(WHAT THIS TASK INVOLVES)
Find the lines containing "vezetési" and say how many there are, with no other words.

(MATERIAL PROVIDED)

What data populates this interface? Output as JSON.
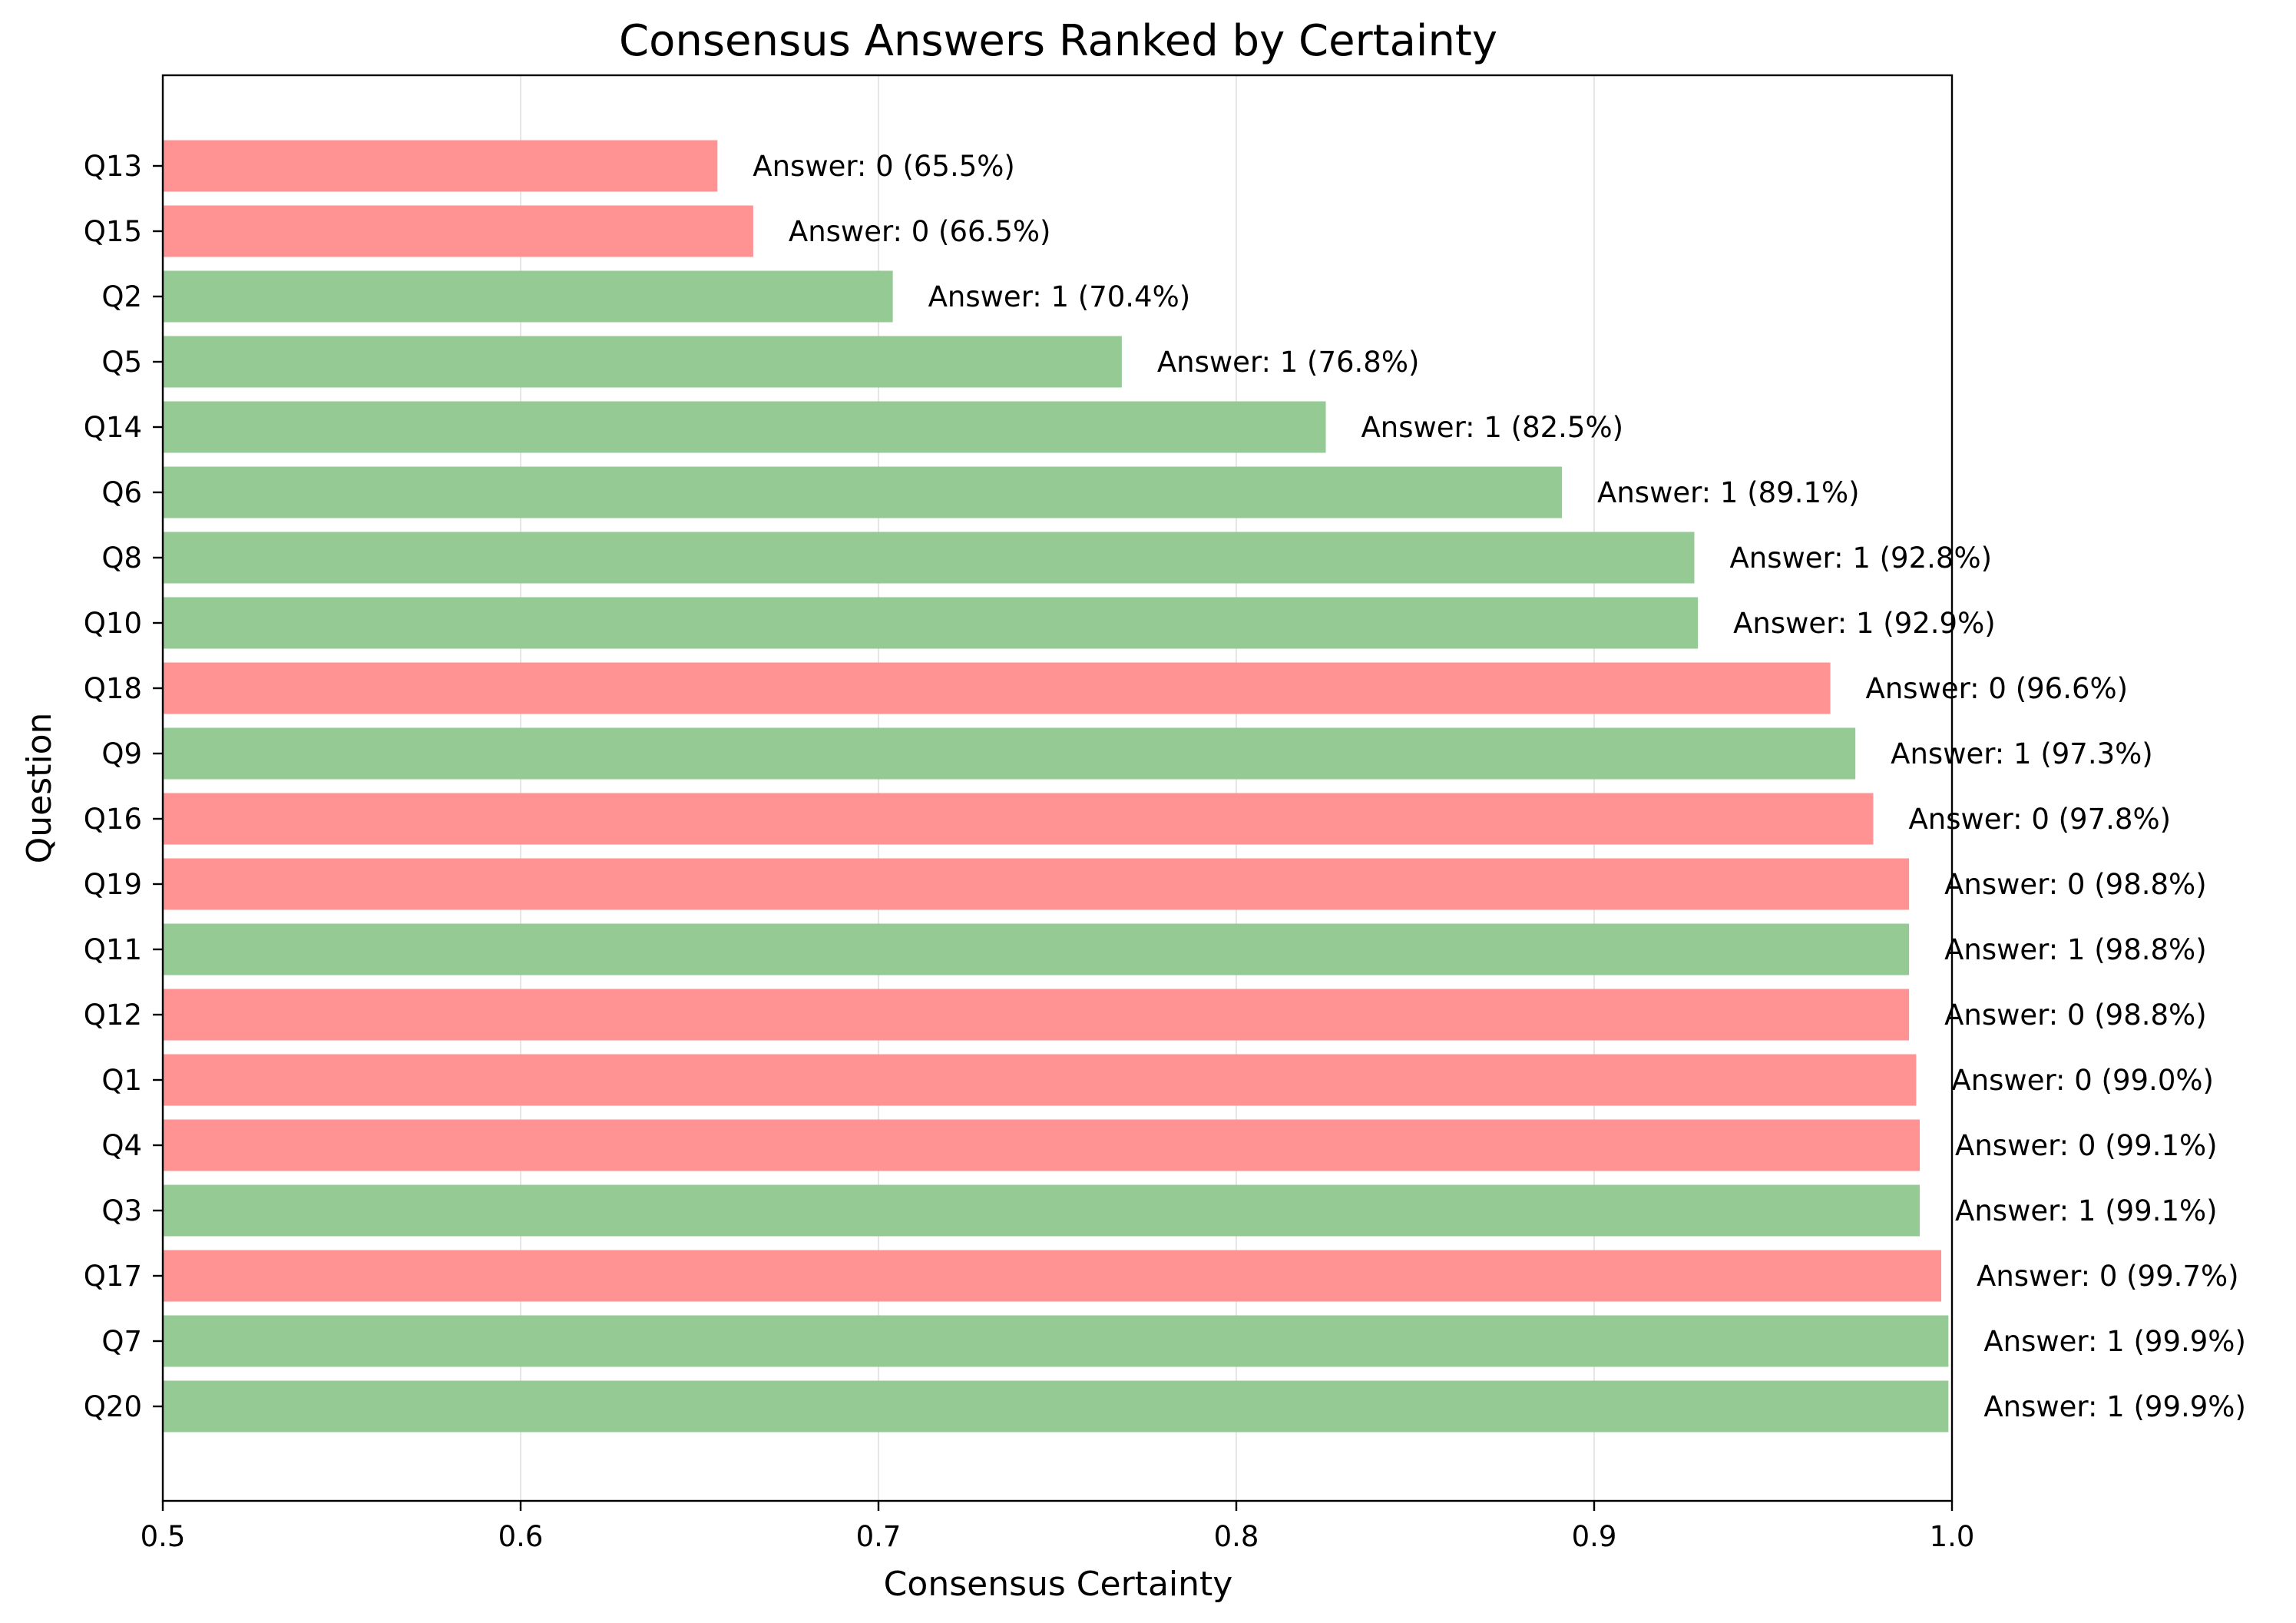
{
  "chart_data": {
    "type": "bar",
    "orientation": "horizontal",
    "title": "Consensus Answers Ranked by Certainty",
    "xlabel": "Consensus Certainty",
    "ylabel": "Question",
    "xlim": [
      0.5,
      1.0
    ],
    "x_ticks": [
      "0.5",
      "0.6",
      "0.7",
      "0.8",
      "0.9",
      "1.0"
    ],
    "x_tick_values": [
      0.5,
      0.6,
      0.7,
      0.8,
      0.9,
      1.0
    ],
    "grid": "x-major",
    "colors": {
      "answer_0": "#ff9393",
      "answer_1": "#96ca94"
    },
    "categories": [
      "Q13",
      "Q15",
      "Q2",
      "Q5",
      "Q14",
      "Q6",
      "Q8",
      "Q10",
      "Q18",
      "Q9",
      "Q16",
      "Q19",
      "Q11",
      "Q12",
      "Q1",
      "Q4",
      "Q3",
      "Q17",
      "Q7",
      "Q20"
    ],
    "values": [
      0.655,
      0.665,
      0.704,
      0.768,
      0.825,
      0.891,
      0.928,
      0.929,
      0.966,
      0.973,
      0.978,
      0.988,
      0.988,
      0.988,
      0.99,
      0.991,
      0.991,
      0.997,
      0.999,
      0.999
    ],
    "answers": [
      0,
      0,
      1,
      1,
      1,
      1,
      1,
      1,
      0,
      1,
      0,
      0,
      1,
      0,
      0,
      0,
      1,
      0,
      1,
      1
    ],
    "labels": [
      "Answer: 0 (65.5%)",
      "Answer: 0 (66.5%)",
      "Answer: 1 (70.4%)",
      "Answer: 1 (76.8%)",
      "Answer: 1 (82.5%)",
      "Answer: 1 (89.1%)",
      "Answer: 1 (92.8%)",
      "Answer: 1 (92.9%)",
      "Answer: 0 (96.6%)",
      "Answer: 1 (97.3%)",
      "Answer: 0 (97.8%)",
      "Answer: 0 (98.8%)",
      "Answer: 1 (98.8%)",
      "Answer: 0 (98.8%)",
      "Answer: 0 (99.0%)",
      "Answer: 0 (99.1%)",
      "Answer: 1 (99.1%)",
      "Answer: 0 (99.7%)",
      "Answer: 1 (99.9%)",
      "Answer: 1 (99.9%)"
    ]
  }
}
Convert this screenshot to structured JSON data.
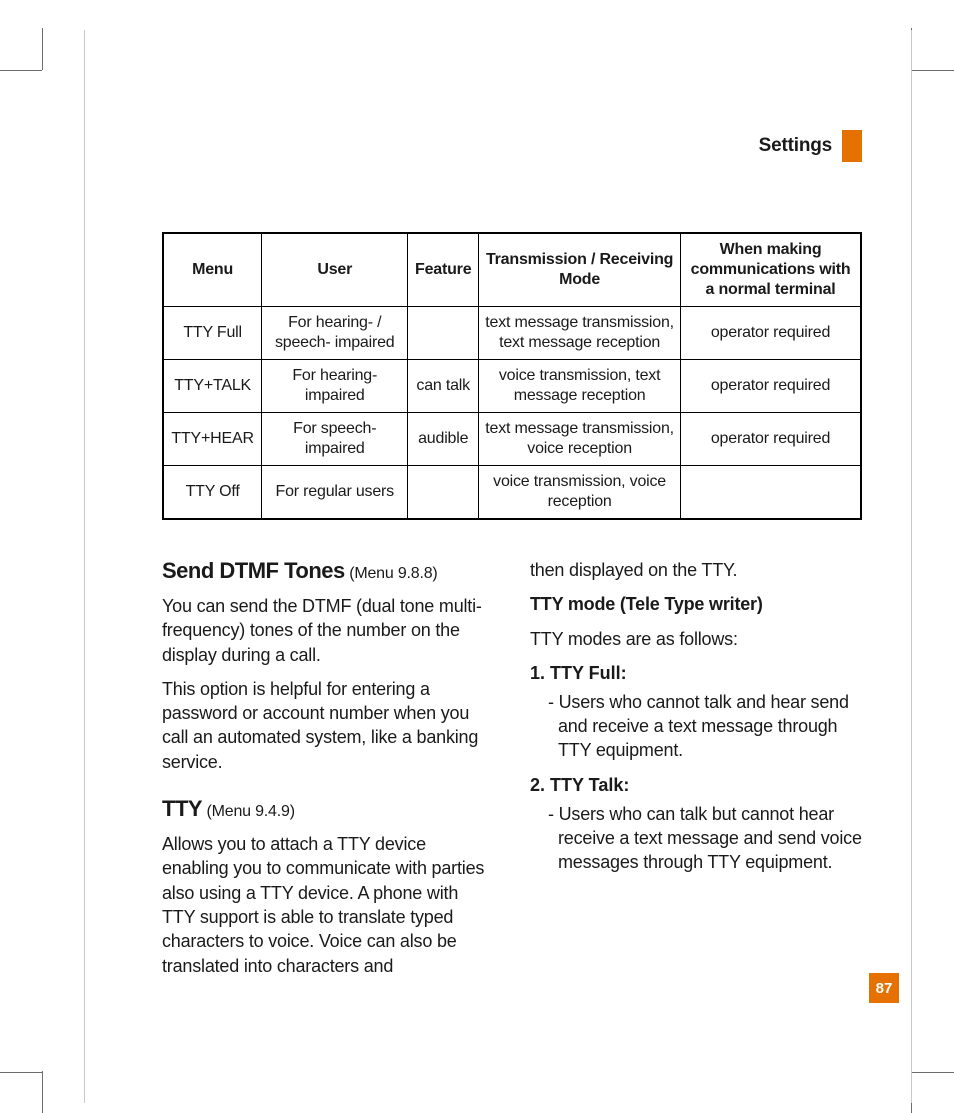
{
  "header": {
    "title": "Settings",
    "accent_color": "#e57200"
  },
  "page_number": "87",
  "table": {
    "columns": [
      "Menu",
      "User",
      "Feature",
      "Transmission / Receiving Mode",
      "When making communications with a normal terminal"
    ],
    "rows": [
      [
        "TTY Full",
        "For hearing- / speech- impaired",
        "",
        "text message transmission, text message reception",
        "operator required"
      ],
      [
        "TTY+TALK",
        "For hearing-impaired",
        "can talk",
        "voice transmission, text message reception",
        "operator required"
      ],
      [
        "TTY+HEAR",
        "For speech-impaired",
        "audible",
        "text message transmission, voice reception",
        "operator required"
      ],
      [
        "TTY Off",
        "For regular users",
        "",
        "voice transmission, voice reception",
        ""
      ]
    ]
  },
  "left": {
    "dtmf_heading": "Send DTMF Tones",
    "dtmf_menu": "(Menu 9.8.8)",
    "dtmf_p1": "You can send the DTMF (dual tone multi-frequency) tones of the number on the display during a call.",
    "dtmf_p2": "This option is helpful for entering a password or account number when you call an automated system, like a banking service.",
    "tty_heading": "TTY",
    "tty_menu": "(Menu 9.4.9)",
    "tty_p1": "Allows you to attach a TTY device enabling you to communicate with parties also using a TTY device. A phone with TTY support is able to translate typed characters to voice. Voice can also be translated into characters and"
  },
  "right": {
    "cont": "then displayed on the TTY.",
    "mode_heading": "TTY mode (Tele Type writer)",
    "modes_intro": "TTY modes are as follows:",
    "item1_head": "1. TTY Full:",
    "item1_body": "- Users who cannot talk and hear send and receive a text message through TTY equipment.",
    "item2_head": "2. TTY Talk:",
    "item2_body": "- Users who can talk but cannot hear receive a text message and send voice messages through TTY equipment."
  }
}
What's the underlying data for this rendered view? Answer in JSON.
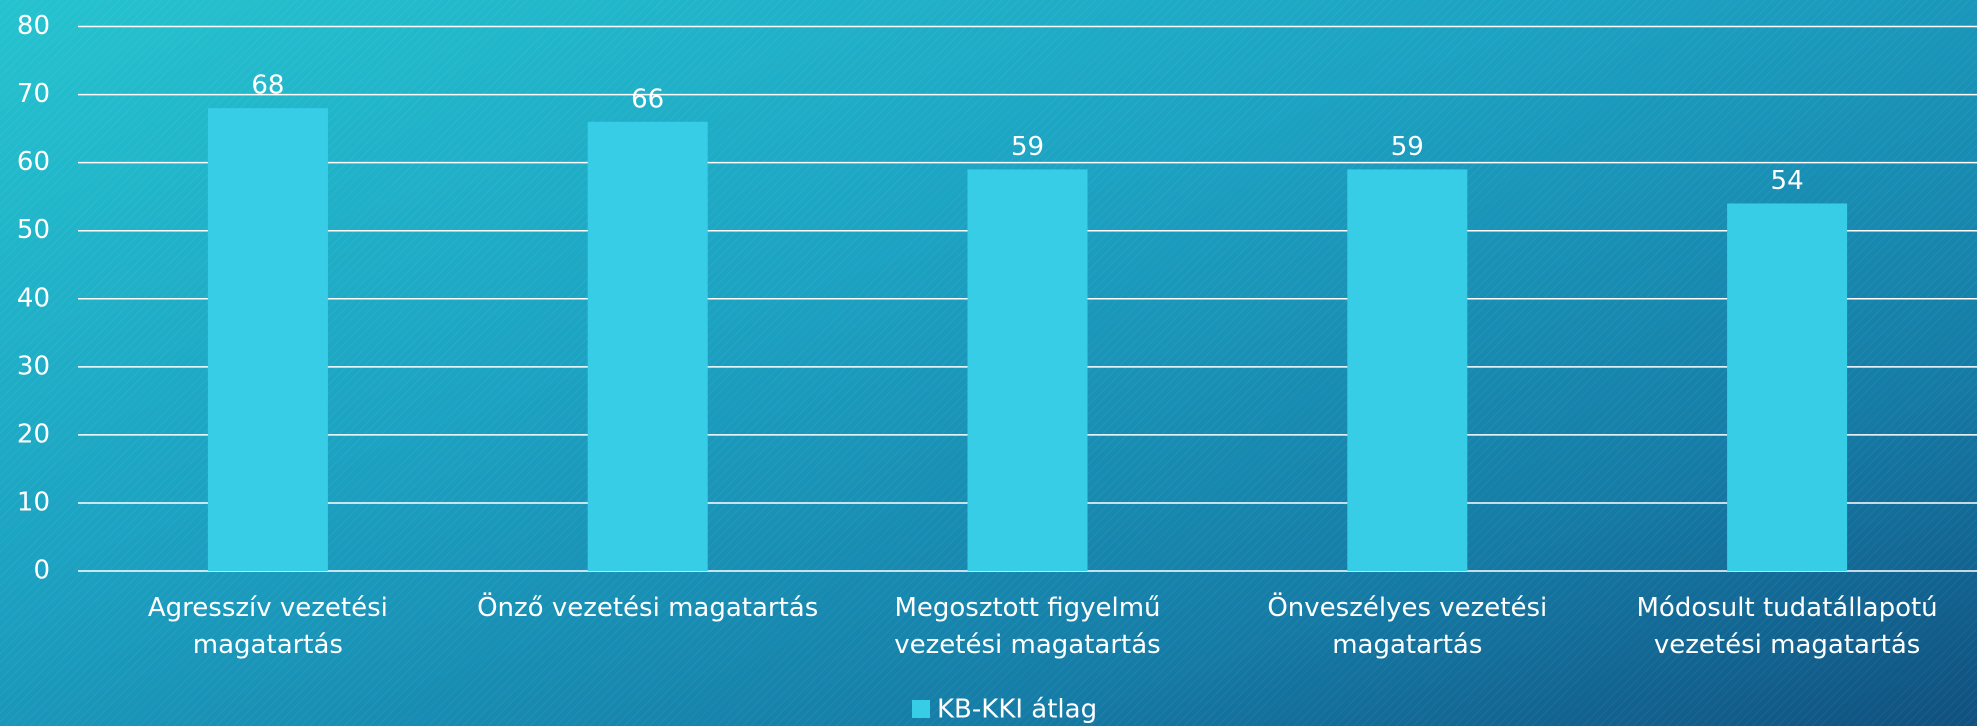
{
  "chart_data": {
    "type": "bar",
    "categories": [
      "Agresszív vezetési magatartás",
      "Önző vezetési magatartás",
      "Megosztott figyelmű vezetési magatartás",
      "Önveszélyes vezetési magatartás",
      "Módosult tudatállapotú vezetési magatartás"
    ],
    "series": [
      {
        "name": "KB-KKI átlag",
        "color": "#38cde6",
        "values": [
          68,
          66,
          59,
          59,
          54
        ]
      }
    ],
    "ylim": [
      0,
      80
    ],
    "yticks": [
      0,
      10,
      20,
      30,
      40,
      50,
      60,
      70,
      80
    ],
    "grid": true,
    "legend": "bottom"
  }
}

(TASK ANSWER)
5